*WHAT YOU WILL DO*
Tell how many lines contain the word "kell". Reply with the number only.
** BEGIN PROVIDED DATA **
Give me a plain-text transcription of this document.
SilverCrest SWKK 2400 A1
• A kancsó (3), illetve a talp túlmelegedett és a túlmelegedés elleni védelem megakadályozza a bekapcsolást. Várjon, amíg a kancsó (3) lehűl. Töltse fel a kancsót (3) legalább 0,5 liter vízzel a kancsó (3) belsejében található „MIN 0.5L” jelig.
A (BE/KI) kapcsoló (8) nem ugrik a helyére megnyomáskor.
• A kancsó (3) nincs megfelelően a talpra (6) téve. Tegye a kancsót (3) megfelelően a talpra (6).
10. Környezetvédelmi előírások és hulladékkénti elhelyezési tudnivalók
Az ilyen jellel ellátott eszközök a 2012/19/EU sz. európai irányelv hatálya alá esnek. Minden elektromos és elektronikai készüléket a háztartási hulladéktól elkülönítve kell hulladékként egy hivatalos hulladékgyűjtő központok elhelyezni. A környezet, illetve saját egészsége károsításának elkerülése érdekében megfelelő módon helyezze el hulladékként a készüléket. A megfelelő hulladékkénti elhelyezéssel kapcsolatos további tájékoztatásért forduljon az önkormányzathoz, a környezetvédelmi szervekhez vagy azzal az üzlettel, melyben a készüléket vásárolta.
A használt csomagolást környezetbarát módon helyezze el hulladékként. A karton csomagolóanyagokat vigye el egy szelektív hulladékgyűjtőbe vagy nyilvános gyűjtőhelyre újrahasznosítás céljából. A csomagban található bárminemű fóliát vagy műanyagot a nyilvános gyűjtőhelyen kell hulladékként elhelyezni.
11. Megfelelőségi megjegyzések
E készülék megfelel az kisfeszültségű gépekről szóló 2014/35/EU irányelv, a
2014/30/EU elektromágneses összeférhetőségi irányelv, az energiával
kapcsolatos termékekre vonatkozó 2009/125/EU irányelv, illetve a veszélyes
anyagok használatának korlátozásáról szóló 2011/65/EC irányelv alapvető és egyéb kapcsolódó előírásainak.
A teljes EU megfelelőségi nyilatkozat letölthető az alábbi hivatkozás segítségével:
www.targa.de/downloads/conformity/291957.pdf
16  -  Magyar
** END PROVIDED DATA **
** BEGIN PROVIDED DATA **
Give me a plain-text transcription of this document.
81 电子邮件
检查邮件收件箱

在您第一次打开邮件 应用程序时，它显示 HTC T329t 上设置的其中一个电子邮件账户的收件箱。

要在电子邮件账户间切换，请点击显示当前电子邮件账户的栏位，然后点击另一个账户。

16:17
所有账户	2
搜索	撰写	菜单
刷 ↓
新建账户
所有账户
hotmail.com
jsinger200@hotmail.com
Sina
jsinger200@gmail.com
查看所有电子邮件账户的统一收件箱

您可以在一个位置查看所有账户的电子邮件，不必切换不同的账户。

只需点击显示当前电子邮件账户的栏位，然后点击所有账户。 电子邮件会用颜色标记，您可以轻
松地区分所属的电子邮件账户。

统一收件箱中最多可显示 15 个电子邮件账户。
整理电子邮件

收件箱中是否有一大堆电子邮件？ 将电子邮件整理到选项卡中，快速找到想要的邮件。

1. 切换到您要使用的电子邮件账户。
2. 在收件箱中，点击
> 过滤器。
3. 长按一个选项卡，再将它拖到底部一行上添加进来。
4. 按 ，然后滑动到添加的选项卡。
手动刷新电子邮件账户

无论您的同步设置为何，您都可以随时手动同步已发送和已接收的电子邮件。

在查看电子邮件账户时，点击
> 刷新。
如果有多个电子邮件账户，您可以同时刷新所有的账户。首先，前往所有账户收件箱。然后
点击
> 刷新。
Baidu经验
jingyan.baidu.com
** END PROVIDED DATA **
** BEGIN PROVIDED DATA **
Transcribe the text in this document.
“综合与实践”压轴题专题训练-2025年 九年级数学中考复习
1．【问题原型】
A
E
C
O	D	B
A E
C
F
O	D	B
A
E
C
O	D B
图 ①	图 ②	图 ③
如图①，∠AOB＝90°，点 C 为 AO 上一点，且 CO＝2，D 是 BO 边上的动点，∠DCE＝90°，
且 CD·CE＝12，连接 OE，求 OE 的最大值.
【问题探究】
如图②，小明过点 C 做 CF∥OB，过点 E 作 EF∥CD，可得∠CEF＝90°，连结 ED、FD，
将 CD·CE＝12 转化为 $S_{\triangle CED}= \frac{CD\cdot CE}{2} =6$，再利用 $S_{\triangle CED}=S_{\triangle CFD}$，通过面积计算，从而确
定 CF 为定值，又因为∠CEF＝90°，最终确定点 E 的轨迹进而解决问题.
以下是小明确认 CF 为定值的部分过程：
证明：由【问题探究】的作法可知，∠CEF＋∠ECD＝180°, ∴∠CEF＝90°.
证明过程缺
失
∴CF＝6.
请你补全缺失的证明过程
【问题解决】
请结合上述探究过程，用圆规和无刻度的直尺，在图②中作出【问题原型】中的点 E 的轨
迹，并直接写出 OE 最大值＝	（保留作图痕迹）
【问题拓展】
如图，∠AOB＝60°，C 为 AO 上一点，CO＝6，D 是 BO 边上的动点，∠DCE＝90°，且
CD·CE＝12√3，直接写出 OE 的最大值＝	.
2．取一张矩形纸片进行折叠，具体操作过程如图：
** END PROVIDED DATA **
*RESPONSE TO THE EXERCISE*
2